Material for the task:
--- Start ---

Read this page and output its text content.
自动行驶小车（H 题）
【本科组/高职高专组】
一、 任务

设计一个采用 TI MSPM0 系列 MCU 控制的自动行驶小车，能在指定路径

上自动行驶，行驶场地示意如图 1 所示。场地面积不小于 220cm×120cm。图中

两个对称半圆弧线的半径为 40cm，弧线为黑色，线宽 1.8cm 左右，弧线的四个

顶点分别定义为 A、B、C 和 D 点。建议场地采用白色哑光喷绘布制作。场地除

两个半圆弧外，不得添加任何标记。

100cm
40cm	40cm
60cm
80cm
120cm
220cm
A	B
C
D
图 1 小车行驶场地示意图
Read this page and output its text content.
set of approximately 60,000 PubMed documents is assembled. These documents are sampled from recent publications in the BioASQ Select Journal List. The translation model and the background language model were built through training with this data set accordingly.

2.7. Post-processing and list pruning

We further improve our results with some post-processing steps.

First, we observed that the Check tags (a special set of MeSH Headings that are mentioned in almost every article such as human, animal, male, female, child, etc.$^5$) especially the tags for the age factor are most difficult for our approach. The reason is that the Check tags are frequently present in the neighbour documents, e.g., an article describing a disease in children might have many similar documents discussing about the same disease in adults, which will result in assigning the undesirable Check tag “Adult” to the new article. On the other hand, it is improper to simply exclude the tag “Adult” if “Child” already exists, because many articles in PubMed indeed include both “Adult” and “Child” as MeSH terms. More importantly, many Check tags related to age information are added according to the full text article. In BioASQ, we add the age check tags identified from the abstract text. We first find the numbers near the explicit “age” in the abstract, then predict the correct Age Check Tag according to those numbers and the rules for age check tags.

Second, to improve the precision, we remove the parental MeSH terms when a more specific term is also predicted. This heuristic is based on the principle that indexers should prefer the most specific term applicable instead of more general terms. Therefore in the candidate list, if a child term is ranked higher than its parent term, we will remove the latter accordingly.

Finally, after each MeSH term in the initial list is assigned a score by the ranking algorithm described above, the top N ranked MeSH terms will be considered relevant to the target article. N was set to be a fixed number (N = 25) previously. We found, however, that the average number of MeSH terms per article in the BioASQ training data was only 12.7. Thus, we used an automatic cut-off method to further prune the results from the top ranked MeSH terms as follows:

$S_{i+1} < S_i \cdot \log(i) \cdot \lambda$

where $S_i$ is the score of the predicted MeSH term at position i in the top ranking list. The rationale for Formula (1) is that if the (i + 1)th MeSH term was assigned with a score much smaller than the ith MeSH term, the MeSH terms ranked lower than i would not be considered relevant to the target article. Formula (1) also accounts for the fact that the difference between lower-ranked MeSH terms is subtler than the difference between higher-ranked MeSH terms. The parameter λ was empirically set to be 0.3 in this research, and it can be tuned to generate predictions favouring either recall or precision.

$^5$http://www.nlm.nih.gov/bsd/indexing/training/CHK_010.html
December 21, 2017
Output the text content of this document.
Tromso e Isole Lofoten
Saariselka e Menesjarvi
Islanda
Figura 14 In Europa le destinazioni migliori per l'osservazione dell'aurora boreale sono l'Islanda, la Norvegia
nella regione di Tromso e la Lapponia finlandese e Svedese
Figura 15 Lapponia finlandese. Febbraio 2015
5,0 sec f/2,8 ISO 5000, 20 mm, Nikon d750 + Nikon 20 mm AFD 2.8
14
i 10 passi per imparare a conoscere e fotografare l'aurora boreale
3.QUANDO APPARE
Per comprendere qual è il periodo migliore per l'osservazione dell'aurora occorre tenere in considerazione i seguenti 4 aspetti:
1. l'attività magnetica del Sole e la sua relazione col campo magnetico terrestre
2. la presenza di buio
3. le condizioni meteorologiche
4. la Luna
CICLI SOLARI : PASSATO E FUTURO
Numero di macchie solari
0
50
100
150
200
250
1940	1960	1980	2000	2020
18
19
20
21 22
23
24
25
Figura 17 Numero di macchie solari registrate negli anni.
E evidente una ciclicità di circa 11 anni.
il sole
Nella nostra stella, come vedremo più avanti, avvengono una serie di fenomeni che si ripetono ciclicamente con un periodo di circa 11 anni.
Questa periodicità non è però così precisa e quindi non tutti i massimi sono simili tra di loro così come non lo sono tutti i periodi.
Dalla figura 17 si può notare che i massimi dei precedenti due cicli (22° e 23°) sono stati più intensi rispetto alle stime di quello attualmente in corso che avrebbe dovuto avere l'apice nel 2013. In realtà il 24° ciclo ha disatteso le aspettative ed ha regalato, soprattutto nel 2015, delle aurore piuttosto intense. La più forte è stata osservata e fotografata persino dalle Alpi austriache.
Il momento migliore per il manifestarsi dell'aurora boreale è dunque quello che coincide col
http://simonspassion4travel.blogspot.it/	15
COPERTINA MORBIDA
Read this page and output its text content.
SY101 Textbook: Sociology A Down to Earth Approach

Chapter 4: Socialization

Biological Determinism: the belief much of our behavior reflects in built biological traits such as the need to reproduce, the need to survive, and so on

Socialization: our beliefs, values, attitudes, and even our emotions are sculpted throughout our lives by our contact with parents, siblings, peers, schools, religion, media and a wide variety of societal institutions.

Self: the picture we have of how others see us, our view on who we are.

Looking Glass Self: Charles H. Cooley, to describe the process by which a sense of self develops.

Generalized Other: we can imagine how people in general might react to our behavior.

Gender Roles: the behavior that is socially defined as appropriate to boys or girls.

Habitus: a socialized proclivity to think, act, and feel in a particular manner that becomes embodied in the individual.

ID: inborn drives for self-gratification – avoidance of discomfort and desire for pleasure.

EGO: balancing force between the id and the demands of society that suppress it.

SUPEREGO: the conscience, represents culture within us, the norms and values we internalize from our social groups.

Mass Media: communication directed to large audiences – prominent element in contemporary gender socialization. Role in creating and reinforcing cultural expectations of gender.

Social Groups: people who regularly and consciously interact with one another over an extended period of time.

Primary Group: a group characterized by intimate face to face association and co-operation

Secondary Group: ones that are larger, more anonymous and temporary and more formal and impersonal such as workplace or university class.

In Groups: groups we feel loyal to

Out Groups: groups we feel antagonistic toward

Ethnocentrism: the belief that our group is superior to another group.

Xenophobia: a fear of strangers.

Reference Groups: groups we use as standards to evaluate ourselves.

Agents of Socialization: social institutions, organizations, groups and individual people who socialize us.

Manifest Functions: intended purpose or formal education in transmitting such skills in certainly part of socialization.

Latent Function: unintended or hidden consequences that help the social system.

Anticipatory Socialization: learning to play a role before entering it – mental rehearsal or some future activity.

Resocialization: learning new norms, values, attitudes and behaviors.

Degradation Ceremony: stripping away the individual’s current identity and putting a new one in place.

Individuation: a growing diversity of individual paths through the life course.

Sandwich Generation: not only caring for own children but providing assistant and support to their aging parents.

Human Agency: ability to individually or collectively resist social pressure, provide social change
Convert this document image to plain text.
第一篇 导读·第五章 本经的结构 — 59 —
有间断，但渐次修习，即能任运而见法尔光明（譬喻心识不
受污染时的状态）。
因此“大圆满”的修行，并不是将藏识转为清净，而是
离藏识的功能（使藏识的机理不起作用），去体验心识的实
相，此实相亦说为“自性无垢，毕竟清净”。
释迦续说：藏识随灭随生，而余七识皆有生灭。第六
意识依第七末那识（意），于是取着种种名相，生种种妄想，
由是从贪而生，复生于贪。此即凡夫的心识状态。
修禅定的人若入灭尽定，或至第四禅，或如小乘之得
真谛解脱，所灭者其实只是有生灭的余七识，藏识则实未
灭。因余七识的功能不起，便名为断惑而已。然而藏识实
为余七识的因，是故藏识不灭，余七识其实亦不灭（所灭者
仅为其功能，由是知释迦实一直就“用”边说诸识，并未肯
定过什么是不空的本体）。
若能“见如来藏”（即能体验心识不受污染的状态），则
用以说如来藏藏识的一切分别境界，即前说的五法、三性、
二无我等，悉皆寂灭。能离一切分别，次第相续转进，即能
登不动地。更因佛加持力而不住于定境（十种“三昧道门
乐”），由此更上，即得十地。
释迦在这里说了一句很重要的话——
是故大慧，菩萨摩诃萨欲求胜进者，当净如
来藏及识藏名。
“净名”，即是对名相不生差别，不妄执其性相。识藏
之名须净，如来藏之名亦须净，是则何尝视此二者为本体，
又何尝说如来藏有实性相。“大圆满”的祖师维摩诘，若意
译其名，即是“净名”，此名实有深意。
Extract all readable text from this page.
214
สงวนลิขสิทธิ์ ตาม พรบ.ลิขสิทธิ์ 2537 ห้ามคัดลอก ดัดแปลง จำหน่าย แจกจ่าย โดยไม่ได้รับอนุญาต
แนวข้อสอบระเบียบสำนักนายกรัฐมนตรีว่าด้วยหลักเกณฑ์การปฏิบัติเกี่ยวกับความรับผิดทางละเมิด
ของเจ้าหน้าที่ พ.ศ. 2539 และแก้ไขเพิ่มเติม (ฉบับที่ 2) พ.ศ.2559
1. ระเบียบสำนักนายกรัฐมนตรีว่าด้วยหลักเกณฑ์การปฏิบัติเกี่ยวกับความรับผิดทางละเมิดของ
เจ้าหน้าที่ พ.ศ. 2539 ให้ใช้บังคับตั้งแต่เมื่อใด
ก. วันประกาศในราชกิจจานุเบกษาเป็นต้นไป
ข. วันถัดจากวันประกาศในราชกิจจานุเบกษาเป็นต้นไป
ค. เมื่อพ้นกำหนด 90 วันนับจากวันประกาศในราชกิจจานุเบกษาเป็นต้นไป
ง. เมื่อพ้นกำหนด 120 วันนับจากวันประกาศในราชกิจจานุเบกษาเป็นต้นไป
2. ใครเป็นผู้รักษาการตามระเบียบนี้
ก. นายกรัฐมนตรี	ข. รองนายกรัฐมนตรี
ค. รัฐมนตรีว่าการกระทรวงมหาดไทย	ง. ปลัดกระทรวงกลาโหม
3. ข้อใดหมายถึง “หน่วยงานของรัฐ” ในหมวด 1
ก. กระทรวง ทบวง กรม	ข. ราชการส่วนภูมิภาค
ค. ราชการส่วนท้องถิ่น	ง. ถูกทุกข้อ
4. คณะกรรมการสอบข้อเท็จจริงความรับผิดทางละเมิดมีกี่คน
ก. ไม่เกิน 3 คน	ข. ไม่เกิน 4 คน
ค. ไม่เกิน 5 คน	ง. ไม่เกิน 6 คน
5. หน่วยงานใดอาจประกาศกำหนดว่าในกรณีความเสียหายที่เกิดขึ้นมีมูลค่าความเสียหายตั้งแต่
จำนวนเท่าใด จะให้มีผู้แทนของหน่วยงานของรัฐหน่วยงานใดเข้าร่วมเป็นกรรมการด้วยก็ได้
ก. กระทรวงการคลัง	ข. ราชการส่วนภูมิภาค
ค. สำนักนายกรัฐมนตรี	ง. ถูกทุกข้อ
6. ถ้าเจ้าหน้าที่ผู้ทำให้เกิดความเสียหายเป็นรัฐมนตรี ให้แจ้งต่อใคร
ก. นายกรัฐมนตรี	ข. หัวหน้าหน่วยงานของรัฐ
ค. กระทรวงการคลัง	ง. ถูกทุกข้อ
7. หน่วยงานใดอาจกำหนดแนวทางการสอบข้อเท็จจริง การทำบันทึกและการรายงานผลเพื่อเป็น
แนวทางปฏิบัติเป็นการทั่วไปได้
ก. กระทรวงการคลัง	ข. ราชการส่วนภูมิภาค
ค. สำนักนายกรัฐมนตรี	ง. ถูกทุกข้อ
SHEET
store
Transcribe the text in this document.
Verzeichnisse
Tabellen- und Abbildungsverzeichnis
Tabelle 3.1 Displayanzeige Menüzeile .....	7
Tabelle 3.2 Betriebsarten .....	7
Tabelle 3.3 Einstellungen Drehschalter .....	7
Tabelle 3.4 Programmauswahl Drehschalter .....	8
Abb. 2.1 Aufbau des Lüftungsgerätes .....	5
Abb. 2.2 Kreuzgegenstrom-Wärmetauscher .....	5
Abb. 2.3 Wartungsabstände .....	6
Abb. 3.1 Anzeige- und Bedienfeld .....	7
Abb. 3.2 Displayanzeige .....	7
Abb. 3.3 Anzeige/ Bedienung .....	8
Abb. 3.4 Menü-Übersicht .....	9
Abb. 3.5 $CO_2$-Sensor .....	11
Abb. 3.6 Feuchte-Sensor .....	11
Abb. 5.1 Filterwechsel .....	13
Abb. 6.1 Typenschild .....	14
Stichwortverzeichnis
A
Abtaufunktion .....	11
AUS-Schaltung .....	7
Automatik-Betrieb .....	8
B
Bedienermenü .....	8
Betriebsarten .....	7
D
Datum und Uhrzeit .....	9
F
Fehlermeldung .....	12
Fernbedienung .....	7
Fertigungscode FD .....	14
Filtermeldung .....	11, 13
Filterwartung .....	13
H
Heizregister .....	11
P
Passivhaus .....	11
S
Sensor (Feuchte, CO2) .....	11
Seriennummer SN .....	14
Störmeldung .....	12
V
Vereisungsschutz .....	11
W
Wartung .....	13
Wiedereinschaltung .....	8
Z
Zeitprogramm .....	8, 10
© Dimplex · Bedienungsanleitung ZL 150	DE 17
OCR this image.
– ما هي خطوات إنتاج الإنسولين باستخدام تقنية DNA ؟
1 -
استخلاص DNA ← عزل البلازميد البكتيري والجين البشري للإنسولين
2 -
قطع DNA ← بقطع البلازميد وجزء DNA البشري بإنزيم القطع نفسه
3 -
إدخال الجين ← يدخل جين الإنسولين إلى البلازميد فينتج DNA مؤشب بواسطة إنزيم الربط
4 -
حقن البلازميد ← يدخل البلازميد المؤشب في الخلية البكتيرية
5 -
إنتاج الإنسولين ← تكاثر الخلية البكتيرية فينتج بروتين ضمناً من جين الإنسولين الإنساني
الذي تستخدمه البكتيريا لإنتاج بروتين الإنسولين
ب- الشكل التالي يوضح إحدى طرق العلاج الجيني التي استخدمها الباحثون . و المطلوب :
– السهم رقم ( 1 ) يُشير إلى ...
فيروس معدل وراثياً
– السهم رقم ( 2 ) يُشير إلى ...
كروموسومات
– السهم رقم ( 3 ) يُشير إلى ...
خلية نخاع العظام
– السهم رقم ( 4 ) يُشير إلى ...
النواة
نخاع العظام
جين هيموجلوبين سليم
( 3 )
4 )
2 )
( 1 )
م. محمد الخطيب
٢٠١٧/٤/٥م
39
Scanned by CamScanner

--- End ---

Your objective:
Find every line in the records that contains the word "เบกษาเป"; copy those lines.

Result:
ก. วันประกาศในราชกิจจานุเบกษาเป็นต้นไป
ข. วันถัดจากวันประกาศในราชกิจจานุเบกษาเป็นต้นไป
ค. เมื่อพ้นกำหนด 90 วันนับจากวันประกาศในราชกิจจานุเบกษาเป็นต้นไป
ง. เมื่อพ้นกำหนด 120 วันนับจากวันประกาศในราชกิจจานุเบกษาเป็นต้นไป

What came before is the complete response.